**To be done:** Transcribe every line of the records below character for character, leaving out the pictures.

**Material for this exercise:**
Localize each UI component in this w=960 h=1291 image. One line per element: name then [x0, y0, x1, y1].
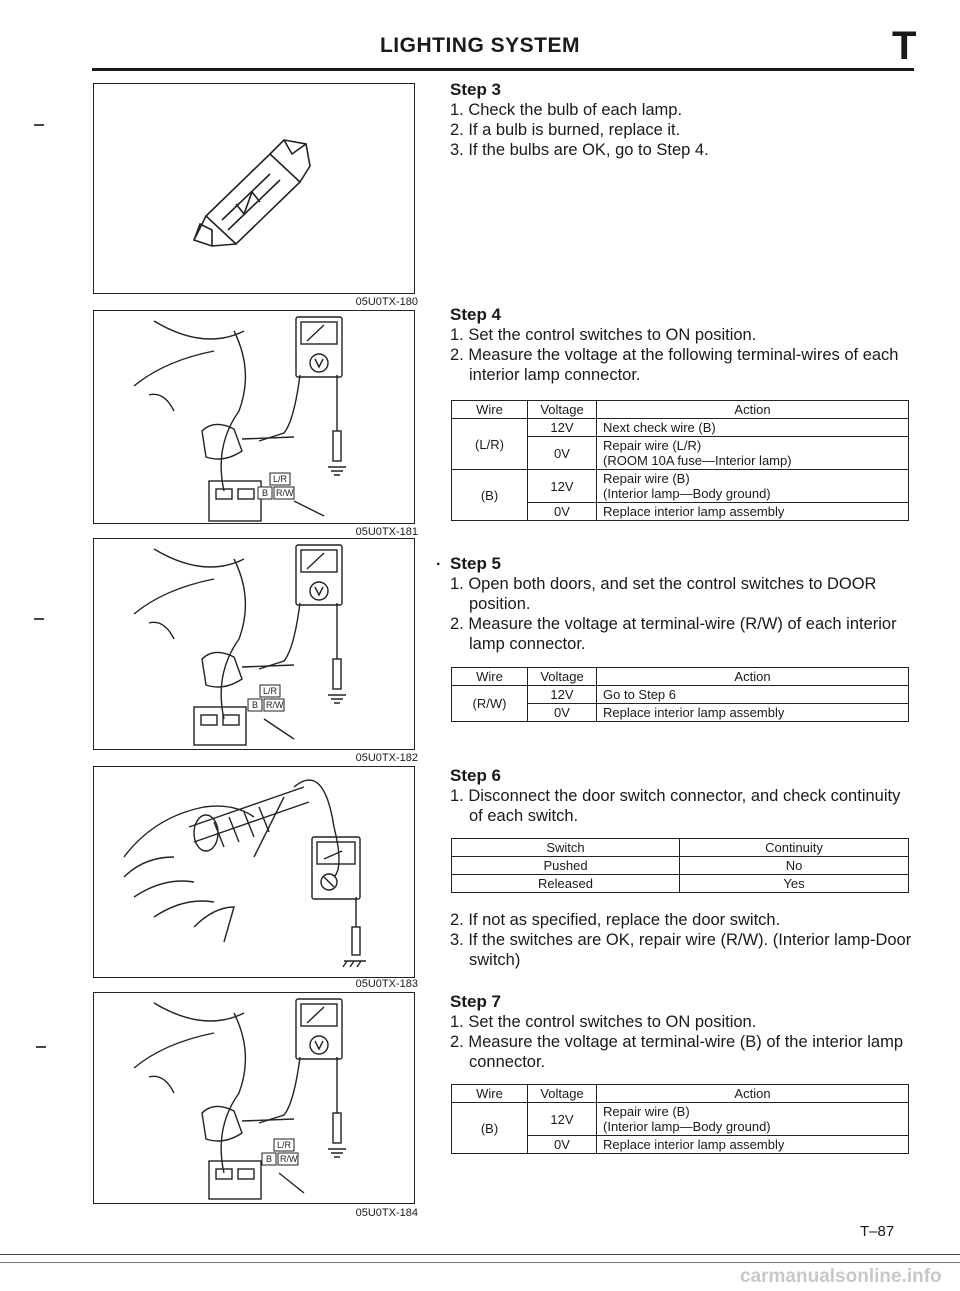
step-6-followup: [450, 910, 920, 970]
table-cell-switch: Released: [452, 875, 680, 893]
table-row: [452, 470, 909, 503]
connector-label-b: B: [266, 1154, 273, 1164]
figure-code: 05U0TX-180: [355, 296, 418, 308]
table-header: Switch: [452, 839, 680, 857]
connector-label-b: B: [262, 488, 269, 498]
figure-code: 05U0TX-184: [355, 1207, 418, 1219]
bullet-mark: ·: [436, 556, 442, 573]
table-cell-action: [597, 437, 909, 470]
table-cell-action-line: (Interior lamp—Body ground): [603, 1119, 771, 1134]
table-cell-voltage: 12V: [528, 686, 597, 704]
table-cell-action: Replace interior lamp assembly: [597, 704, 909, 722]
table-cell-voltage: 12V: [528, 470, 597, 503]
step-line: 2. If a bulb is burned, replace it.: [450, 121, 681, 139]
step6-table: [451, 838, 909, 893]
table-cell-action: Next check wire (B): [597, 419, 909, 437]
table-header-row: [452, 839, 909, 857]
step-line: 2. Measure the voltage at terminal-wire (B) of the interior lamp: [450, 1033, 904, 1051]
table-cell-action: [597, 470, 909, 503]
table-cell-action: Replace interior lamp assembly: [597, 503, 909, 521]
figure-code: 05U0TX-182: [355, 752, 418, 764]
step-line: interior lamp connector.: [469, 366, 641, 384]
table-cell-action-line: Repair wire (B): [603, 1104, 690, 1119]
table-header: Wire: [452, 1085, 528, 1103]
step-line: 2. Measure the voltage at the following terminal-wires of each: [450, 346, 899, 364]
table-cell-voltage: 0V: [528, 1136, 597, 1154]
table-cell-voltage: 0V: [528, 704, 597, 722]
watermark-text: carmanualsonline.info: [740, 1266, 942, 1287]
section-letter: T: [892, 24, 917, 68]
step7-table: [451, 1084, 909, 1154]
figure-voltmeter-3: [93, 992, 415, 1204]
step-6: [450, 766, 920, 826]
table-header: Voltage: [528, 668, 597, 686]
step-line: lamp connector.: [469, 635, 586, 653]
figure-code: 05U0TX-183: [355, 978, 418, 990]
table-cell-action: Replace interior lamp assembly: [597, 1136, 909, 1154]
step-5: [450, 554, 920, 654]
table-header-row: [452, 668, 909, 686]
table-row: [452, 1103, 909, 1136]
connector-label-lr: L/R: [273, 474, 288, 484]
step-line: 2. Measure the voltage at terminal-wire (R/W) of each interior: [450, 615, 897, 633]
step4-table: [451, 400, 909, 521]
figure-ohmmeter: [93, 766, 415, 978]
step-3: [450, 80, 920, 160]
table-row: [452, 419, 909, 437]
step-title: Step 3: [450, 80, 502, 99]
step-line: connector.: [469, 1053, 546, 1071]
table-cell-action: [597, 1103, 909, 1136]
voltmeter-illustration: [94, 993, 413, 1202]
ohmmeter-illustration: [94, 767, 413, 976]
figure-bulb: [93, 83, 415, 294]
connector-label-lr: L/R: [277, 1140, 292, 1150]
step-line: switch): [469, 951, 521, 969]
step5-table: [451, 667, 909, 722]
table-cell-wire: (B): [452, 470, 528, 521]
step-line: 3. If the bulbs are OK, go to Step 4.: [450, 141, 709, 159]
step-line: 1. Set the control switches to ON position.: [450, 1013, 757, 1031]
table-cell-action-line: Repair wire (L/R): [603, 438, 702, 453]
voltmeter-illustration: [94, 311, 413, 522]
table-cell-voltage: 12V: [528, 419, 597, 437]
table-cell-action-line: Repair wire (B): [603, 471, 690, 486]
table-cell-wire: (R/W): [452, 686, 528, 722]
table-header: Wire: [452, 668, 528, 686]
connector-label-lr: L/R: [263, 686, 278, 696]
table-header: Action: [597, 668, 909, 686]
footer-rule: [0, 1254, 960, 1255]
step-title: Step 5: [450, 554, 502, 573]
margin-mark: [36, 1046, 46, 1048]
figure-voltmeter-1: [93, 310, 415, 524]
table-cell-voltage: 12V: [528, 1103, 597, 1136]
table-cell-action-line: (ROOM 10A fuse—Interior lamp): [603, 453, 792, 468]
table-row: [452, 857, 909, 875]
table-cell-wire: (B): [452, 1103, 528, 1154]
table-cell-voltage: 0V: [528, 503, 597, 521]
connector-label-b: B: [252, 700, 259, 710]
table-cell-switch: Pushed: [452, 857, 680, 875]
step-title: Step 7: [450, 992, 502, 1011]
step-line: 2. If not as specified, replace the door switch.: [450, 911, 781, 929]
page-number: T–87: [860, 1223, 895, 1240]
table-cell-action: Go to Step 6: [597, 686, 909, 704]
figure-voltmeter-2: [93, 538, 415, 750]
table-header: Action: [597, 1085, 909, 1103]
page-title: LIGHTING SYSTEM: [379, 34, 580, 57]
table-cell-action-line: (Interior lamp—Body ground): [603, 486, 771, 501]
step-line: of each switch.: [469, 807, 579, 825]
voltmeter-illustration: [94, 539, 413, 748]
header-rule: [92, 68, 914, 71]
table-header: Continuity: [680, 839, 909, 857]
margin-mark: [34, 618, 44, 620]
table-cell-continuity: Yes: [680, 875, 909, 893]
figure-code: 05U0TX-181: [355, 526, 418, 538]
table-header-row: [452, 1085, 909, 1103]
table-cell-continuity: No: [680, 857, 909, 875]
table-cell-wire: (L/R): [452, 419, 528, 470]
step-title: Step 6: [450, 766, 502, 785]
table-header-row: [452, 401, 909, 419]
step-line: 1. Check the bulb of each lamp.: [450, 101, 683, 119]
step-7: [450, 992, 920, 1072]
step-line: 1. Open both doors, and set the control switches to DOOR: [450, 575, 877, 593]
step-4: [450, 305, 920, 385]
step-line: position.: [469, 595, 531, 613]
connector-label-rw: R/W: [280, 1154, 298, 1164]
step-line: 1. Set the control switches to ON position.: [450, 326, 757, 344]
footer-rule: [0, 1262, 960, 1263]
table-header: Voltage: [528, 401, 597, 419]
table-cell-voltage: 0V: [528, 437, 597, 470]
step-title: Step 4: [450, 305, 502, 324]
bulb-illustration: [94, 84, 413, 292]
table-header: Wire: [452, 401, 528, 419]
step-line: 3. If the switches are OK, repair wire (R/W). (Interior lamp-Door: [450, 931, 912, 949]
table-row: [452, 686, 909, 704]
connector-label-rw: R/W: [266, 700, 284, 710]
step-line: 1. Disconnect the door switch connector, and check continuity: [450, 787, 901, 805]
table-row: [452, 875, 909, 893]
margin-mark: [34, 124, 44, 126]
table-header: Voltage: [528, 1085, 597, 1103]
connector-label-rw: R/W: [276, 488, 294, 498]
table-header: Action: [597, 401, 909, 419]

**Final result:**
Localize each UI component in this w=960 h=1291 image. One line per element: name then [x0, y0, x1, y1].
step-6-followup: [450, 910, 920, 970]
table-cell-switch: Released: [452, 875, 680, 893]
table-row: [452, 470, 909, 503]
connector-label-b: B: [266, 1154, 273, 1164]
figure-code: 05U0TX-180: [355, 296, 418, 308]
table-header: Switch: [452, 839, 680, 857]
connector-label-b: B: [262, 488, 269, 498]
figure-code: 05U0TX-184: [355, 1207, 418, 1219]
bullet-mark: ·: [436, 556, 442, 573]
table-cell-action: [597, 437, 909, 470]
table-cell-action-line: (Interior lamp—Body ground): [603, 1119, 771, 1134]
table-cell-voltage: 12V: [528, 686, 597, 704]
table-cell-action: Replace interior lamp assembly: [597, 704, 909, 722]
table-cell-voltage: 12V: [528, 470, 597, 503]
step-line: 2. If a bulb is burned, replace it.: [450, 121, 681, 139]
step6-table: [451, 838, 909, 893]
table-cell-action: Next check wire (B): [597, 419, 909, 437]
table-header-row: [452, 839, 909, 857]
step-line: 2. Measure the voltage at terminal-wire (B) of the interior lamp: [450, 1033, 904, 1051]
table-cell-action: [597, 470, 909, 503]
table-cell-action: Replace interior lamp assembly: [597, 503, 909, 521]
figure-code: 05U0TX-182: [355, 752, 418, 764]
step-line: interior lamp connector.: [469, 366, 641, 384]
table-cell-action-line: Repair wire (B): [603, 1104, 690, 1119]
table-header: Wire: [452, 1085, 528, 1103]
step-line: 2. Measure the voltage at the following terminal-wires of each: [450, 346, 899, 364]
table-cell-voltage: 0V: [528, 1136, 597, 1154]
table-cell-voltage: 0V: [528, 704, 597, 722]
watermark-text: carmanualsonline.info: [740, 1266, 942, 1287]
section-letter: T: [892, 24, 917, 68]
step7-table: [451, 1084, 909, 1154]
figure-voltmeter-3: [93, 992, 415, 1204]
step-6: [450, 766, 920, 826]
table-header: Voltage: [528, 668, 597, 686]
step-line: lamp connector.: [469, 635, 586, 653]
figure-code: 05U0TX-183: [355, 978, 418, 990]
table-cell-action: Replace interior lamp assembly: [597, 1136, 909, 1154]
step-5: [450, 554, 920, 654]
table-header-row: [452, 668, 909, 686]
table-row: [452, 1103, 909, 1136]
connector-label-lr: L/R: [273, 474, 288, 484]
step-line: 2. Measure the voltage at terminal-wire (R/W) of each interior: [450, 615, 897, 633]
step4-table: [451, 400, 909, 521]
figure-ohmmeter: [93, 766, 415, 978]
step-3: [450, 80, 920, 160]
table-row: [452, 419, 909, 437]
step-title: Step 3: [450, 80, 502, 99]
step-line: connector.: [469, 1053, 546, 1071]
table-cell-action: [597, 1103, 909, 1136]
voltmeter-illustration: [94, 993, 413, 1202]
ohmmeter-illustration: [94, 767, 413, 976]
figure-bulb: [93, 83, 415, 294]
connector-label-lr: L/R: [277, 1140, 292, 1150]
step-line: switch): [469, 951, 521, 969]
step5-table: [451, 667, 909, 722]
table-cell-wire: (B): [452, 470, 528, 521]
step-line: 3. If the bulbs are OK, go to Step 4.: [450, 141, 709, 159]
step-line: 1. Set the control switches to ON position.: [450, 1013, 757, 1031]
table-cell-action-line: Repair wire (L/R): [603, 438, 702, 453]
voltmeter-illustration: [94, 311, 413, 522]
table-cell-voltage: 12V: [528, 419, 597, 437]
table-cell-action-line: Repair wire (B): [603, 471, 690, 486]
table-cell-wire: (R/W): [452, 686, 528, 722]
table-header: Wire: [452, 668, 528, 686]
connector-label-lr: L/R: [263, 686, 278, 696]
table-header: Action: [597, 668, 909, 686]
footer-rule: [0, 1254, 960, 1255]
step-title: Step 5: [450, 554, 502, 573]
margin-mark: [36, 1046, 46, 1048]
figure-voltmeter-1: [93, 310, 415, 524]
table-cell-voltage: 12V: [528, 1103, 597, 1136]
table-cell-action-line: (ROOM 10A fuse—Interior lamp): [603, 453, 792, 468]
table-row: [452, 857, 909, 875]
table-cell-wire: (B): [452, 1103, 528, 1154]
table-cell-voltage: 0V: [528, 503, 597, 521]
connector-label-b: B: [252, 700, 259, 710]
table-cell-switch: Pushed: [452, 857, 680, 875]
step-title: Step 7: [450, 992, 502, 1011]
step-line: 2. If not as specified, replace the door switch.: [450, 911, 781, 929]
page-number: T–87: [860, 1223, 895, 1240]
table-cell-action: Go to Step 6: [597, 686, 909, 704]
figure-voltmeter-2: [93, 538, 415, 750]
table-header: Action: [597, 1085, 909, 1103]
page-title: LIGHTING SYSTEM: [379, 34, 580, 57]
table-cell-action-line: (Interior lamp—Body ground): [603, 486, 771, 501]
step-line: of each switch.: [469, 807, 579, 825]
voltmeter-illustration: [94, 539, 413, 748]
header-rule: [92, 68, 914, 71]
table-header: Continuity: [680, 839, 909, 857]
margin-mark: [34, 618, 44, 620]
table-cell-continuity: Yes: [680, 875, 909, 893]
figure-code: 05U0TX-181: [355, 526, 418, 538]
table-header-row: [452, 1085, 909, 1103]
table-cell-continuity: No: [680, 857, 909, 875]
table-cell-wire: (L/R): [452, 419, 528, 470]
step-title: Step 6: [450, 766, 502, 785]
table-header-row: [452, 401, 909, 419]
step-line: 1. Check the bulb of each lamp.: [450, 101, 683, 119]
step-7: [450, 992, 920, 1072]
step-line: 1. Open both doors, and set the control switches to DOOR: [450, 575, 877, 593]
step-4: [450, 305, 920, 385]
step-line: position.: [469, 595, 531, 613]
connector-label-rw: R/W: [280, 1154, 298, 1164]
step-line: 1. Set the control switches to ON position.: [450, 326, 757, 344]
footer-rule: [0, 1262, 960, 1263]
table-header: Voltage: [528, 401, 597, 419]
table-cell-voltage: 0V: [528, 437, 597, 470]
step-title: Step 4: [450, 305, 502, 324]
bulb-illustration: [94, 84, 413, 292]
table-header: Wire: [452, 401, 528, 419]
step-line: 3. If the switches are OK, repair wire (R/W). (Interior lamp-Door: [450, 931, 912, 949]
table-row: [452, 686, 909, 704]
connector-label-rw: R/W: [266, 700, 284, 710]
step-line: 1. Disconnect the door switch connector, and check continuity: [450, 787, 901, 805]
table-row: [452, 875, 909, 893]
margin-mark: [34, 124, 44, 126]
table-header: Voltage: [528, 1085, 597, 1103]
connector-label-rw: R/W: [276, 488, 294, 498]
table-header: Action: [597, 401, 909, 419]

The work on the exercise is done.